Exactly and only the lines from the one with "Read this page and output its text content." through the end of the listing are to be transcribed, both ends included.

── Extracted records ──

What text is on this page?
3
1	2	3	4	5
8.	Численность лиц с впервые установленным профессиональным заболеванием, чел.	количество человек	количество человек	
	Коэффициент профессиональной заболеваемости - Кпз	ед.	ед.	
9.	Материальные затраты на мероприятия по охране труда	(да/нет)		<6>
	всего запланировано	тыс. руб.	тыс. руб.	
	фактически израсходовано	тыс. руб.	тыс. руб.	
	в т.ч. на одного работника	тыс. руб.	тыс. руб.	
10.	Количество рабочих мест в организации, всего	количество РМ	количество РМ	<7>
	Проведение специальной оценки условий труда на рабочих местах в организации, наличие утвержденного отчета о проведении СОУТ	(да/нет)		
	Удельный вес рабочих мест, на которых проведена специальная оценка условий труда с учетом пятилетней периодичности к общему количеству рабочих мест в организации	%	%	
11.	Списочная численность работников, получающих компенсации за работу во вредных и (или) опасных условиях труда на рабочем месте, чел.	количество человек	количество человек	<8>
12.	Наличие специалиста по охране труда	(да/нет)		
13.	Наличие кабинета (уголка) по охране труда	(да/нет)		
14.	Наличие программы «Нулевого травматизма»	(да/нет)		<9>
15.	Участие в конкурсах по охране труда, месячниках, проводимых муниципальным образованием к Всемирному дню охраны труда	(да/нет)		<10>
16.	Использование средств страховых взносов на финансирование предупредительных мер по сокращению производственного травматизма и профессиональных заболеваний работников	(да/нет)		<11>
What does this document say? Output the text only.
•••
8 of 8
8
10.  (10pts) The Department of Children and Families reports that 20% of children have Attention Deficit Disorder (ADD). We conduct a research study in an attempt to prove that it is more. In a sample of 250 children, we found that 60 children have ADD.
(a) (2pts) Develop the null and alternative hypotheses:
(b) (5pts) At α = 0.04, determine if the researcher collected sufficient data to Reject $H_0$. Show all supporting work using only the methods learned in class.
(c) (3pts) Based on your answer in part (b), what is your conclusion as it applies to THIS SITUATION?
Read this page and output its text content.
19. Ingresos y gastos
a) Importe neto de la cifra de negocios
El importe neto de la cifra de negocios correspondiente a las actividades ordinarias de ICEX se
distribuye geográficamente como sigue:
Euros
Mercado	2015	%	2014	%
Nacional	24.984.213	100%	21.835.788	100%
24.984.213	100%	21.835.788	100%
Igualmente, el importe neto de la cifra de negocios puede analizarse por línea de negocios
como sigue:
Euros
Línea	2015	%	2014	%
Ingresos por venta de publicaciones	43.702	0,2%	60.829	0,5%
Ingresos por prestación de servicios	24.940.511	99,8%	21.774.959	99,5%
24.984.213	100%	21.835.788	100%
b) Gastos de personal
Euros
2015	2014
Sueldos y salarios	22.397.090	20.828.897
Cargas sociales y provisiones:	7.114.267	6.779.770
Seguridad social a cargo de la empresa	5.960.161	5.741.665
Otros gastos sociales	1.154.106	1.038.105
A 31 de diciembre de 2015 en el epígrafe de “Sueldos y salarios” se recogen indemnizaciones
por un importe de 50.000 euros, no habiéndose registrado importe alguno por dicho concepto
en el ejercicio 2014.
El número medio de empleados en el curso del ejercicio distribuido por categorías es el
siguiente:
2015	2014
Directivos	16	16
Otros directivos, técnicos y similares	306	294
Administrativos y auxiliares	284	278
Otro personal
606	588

───

▶ [Complete response]
Read this page and output its text content.
19. Ingresos y gastos
a) Importe neto de la cifra de negocios
El importe neto de la cifra de negocios correspondiente a las actividades ordinarias de ICEX se
distribuye geográficamente como sigue:
Euros
Mercado	2015	%	2014	%
Nacional	24.984.213	100%	21.835.788	100%
24.984.213	100%	21.835.788	100%
Igualmente, el importe neto de la cifra de negocios puede analizarse por línea de negocios
como sigue:
Euros
Línea	2015	%	2014	%
Ingresos por venta de publicaciones	43.702	0,2%	60.829	0,5%
Ingresos por prestación de servicios	24.940.511	99,8%	21.774.959	99,5%
24.984.213	100%	21.835.788	100%
b) Gastos de personal
Euros
2015	2014
Sueldos y salarios	22.397.090	20.828.897
Cargas sociales y provisiones:	7.114.267	6.779.770
Seguridad social a cargo de la empresa	5.960.161	5.741.665
Otros gastos sociales	1.154.106	1.038.105
A 31 de diciembre de 2015 en el epígrafe de “Sueldos y salarios” se recogen indemnizaciones
por un importe de 50.000 euros, no habiéndose registrado importe alguno por dicho concepto
en el ejercicio 2014.
El número medio de empleados en el curso del ejercicio distribuido por categorías es el
siguiente:
2015	2014
Directivos	16	16
Otros directivos, técnicos y similares	306	294
Administrativos y auxiliares	284	278
Otro personal
606	588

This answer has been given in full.